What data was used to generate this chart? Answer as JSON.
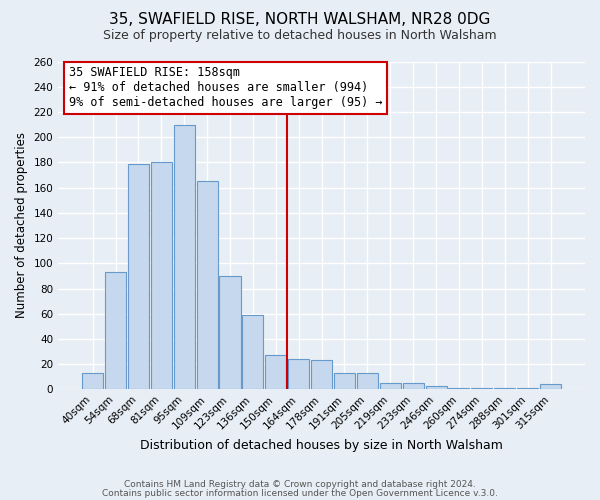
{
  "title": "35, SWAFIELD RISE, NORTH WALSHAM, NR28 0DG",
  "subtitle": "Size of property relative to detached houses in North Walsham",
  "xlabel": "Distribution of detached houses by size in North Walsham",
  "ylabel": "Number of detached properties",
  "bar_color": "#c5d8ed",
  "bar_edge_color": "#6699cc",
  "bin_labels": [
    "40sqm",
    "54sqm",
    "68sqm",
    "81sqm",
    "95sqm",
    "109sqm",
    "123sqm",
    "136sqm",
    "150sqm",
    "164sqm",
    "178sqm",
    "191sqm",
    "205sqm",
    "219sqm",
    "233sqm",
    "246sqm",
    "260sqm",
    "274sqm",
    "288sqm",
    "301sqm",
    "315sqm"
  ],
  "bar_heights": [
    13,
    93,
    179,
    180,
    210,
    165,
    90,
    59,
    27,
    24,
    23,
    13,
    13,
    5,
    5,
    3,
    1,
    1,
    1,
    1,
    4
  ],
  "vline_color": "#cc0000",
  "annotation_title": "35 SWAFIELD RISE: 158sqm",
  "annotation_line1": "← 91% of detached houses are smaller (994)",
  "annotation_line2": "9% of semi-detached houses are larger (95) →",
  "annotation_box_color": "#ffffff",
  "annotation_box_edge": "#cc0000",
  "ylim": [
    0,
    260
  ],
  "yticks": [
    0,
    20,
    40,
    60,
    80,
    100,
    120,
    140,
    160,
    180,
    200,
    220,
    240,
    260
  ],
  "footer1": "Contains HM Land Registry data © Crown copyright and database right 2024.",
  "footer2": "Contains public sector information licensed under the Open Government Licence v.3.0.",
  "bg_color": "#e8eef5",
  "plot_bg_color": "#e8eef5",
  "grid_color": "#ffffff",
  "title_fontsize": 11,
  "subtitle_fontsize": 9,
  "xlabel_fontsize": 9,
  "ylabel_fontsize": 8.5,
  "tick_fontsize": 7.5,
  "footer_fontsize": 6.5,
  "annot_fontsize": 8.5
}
------------------------------------------------
(Task prompt): Leave the images out and output the remaining material exactly as it stands.

(Output of the task):
What data was used to generate this chart? Answer as JSON.
{
  "title": "35, SWAFIELD RISE, NORTH WALSHAM, NR28 0DG",
  "subtitle": "Size of property relative to detached houses in North Walsham",
  "xlabel": "Distribution of detached houses by size in North Walsham",
  "ylabel": "Number of detached properties",
  "bar_color": "#c5d8ed",
  "bar_edge_color": "#6699cc",
  "bin_labels": [
    "40sqm",
    "54sqm",
    "68sqm",
    "81sqm",
    "95sqm",
    "109sqm",
    "123sqm",
    "136sqm",
    "150sqm",
    "164sqm",
    "178sqm",
    "191sqm",
    "205sqm",
    "219sqm",
    "233sqm",
    "246sqm",
    "260sqm",
    "274sqm",
    "288sqm",
    "301sqm",
    "315sqm"
  ],
  "bar_heights": [
    13,
    93,
    179,
    180,
    210,
    165,
    90,
    59,
    27,
    24,
    23,
    13,
    13,
    5,
    5,
    3,
    1,
    1,
    1,
    1,
    4
  ],
  "vline_color": "#cc0000",
  "annotation_title": "35 SWAFIELD RISE: 158sqm",
  "annotation_line1": "← 91% of detached houses are smaller (994)",
  "annotation_line2": "9% of semi-detached houses are larger (95) →",
  "annotation_box_color": "#ffffff",
  "annotation_box_edge": "#cc0000",
  "ylim": [
    0,
    260
  ],
  "yticks": [
    0,
    20,
    40,
    60,
    80,
    100,
    120,
    140,
    160,
    180,
    200,
    220,
    240,
    260
  ],
  "footer1": "Contains HM Land Registry data © Crown copyright and database right 2024.",
  "footer2": "Contains public sector information licensed under the Open Government Licence v.3.0.",
  "bg_color": "#e8eef5",
  "plot_bg_color": "#e8eef5",
  "grid_color": "#ffffff",
  "title_fontsize": 11,
  "subtitle_fontsize": 9,
  "xlabel_fontsize": 9,
  "ylabel_fontsize": 8.5,
  "tick_fontsize": 7.5,
  "footer_fontsize": 6.5,
  "annot_fontsize": 8.5
}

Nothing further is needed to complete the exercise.